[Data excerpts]
++++++++

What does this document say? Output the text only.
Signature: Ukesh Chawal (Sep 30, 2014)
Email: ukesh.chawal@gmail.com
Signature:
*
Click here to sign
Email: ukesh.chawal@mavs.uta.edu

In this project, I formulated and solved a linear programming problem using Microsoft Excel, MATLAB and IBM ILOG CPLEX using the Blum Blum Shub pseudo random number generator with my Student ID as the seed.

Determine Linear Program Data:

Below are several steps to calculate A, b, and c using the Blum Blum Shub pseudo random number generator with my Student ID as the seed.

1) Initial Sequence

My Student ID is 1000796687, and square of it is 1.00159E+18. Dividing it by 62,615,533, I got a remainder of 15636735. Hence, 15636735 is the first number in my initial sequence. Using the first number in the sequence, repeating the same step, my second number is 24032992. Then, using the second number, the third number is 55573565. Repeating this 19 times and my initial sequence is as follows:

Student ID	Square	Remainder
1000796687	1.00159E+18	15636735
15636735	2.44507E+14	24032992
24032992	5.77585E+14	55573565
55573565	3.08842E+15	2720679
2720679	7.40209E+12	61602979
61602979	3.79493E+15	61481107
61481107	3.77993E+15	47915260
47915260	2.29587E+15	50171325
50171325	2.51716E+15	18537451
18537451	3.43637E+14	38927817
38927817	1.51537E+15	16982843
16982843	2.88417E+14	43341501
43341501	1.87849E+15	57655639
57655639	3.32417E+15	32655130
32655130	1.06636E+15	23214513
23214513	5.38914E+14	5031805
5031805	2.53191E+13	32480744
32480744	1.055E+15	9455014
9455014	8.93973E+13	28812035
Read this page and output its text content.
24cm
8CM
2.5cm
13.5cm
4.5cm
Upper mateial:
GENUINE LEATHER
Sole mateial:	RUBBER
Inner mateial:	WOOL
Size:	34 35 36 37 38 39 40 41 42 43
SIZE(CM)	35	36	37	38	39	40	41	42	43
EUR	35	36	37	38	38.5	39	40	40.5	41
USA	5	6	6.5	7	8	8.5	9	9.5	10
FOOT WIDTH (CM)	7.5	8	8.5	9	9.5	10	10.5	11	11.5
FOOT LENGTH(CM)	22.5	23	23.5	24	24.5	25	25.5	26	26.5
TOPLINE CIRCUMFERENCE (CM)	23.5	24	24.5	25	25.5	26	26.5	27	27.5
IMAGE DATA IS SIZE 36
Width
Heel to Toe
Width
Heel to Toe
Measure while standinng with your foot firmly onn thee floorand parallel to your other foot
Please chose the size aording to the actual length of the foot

++++++++

- [What is needed]: Here, the records must be output exactly and in full.

- [Task response]:
What does this document say? Output the text only.
Signature: Ukesh Chawal (Sep 30, 2014)
Email: ukesh.chawal@gmail.com
Signature:
*
Click here to sign
Email: ukesh.chawal@mavs.uta.edu

In this project, I formulated and solved a linear programming problem using Microsoft Excel, MATLAB and IBM ILOG CPLEX using the Blum Blum Shub pseudo random number generator with my Student ID as the seed.

Determine Linear Program Data:

Below are several steps to calculate A, b, and c using the Blum Blum Shub pseudo random number generator with my Student ID as the seed.

1) Initial Sequence

My Student ID is 1000796687, and square of it is 1.00159E+18. Dividing it by 62,615,533, I got a remainder of 15636735. Hence, 15636735 is the first number in my initial sequence. Using the first number in the sequence, repeating the same step, my second number is 24032992. Then, using the second number, the third number is 55573565. Repeating this 19 times and my initial sequence is as follows:

Student ID	Square	Remainder
1000796687	1.00159E+18	15636735
15636735	2.44507E+14	24032992
24032992	5.77585E+14	55573565
55573565	3.08842E+15	2720679
2720679	7.40209E+12	61602979
61602979	3.79493E+15	61481107
61481107	3.77993E+15	47915260
47915260	2.29587E+15	50171325
50171325	2.51716E+15	18537451
18537451	3.43637E+14	38927817
38927817	1.51537E+15	16982843
16982843	2.88417E+14	43341501
43341501	1.87849E+15	57655639
57655639	3.32417E+15	32655130
32655130	1.06636E+15	23214513
23214513	5.38914E+14	5031805
5031805	2.53191E+13	32480744
32480744	1.055E+15	9455014
9455014	8.93973E+13	28812035
Read this page and output its text content.
24cm
8CM
2.5cm
13.5cm
4.5cm
Upper mateial:
GENUINE LEATHER
Sole mateial:	RUBBER
Inner mateial:	WOOL
Size:	34 35 36 37 38 39 40 41 42 43
SIZE(CM)	35	36	37	38	39	40	41	42	43
EUR	35	36	37	38	38.5	39	40	40.5	41
USA	5	6	6.5	7	8	8.5	9	9.5	10
FOOT WIDTH (CM)	7.5	8	8.5	9	9.5	10	10.5	11	11.5
FOOT LENGTH(CM)	22.5	23	23.5	24	24.5	25	25.5	26	26.5
TOPLINE CIRCUMFERENCE (CM)	23.5	24	24.5	25	25.5	26	26.5	27	27.5
IMAGE DATA IS SIZE 36
Width
Heel to Toe
Width
Heel to Toe
Measure while standinng with your foot firmly onn thee floorand parallel to your other foot
Please chose the size aording to the actual length of the foot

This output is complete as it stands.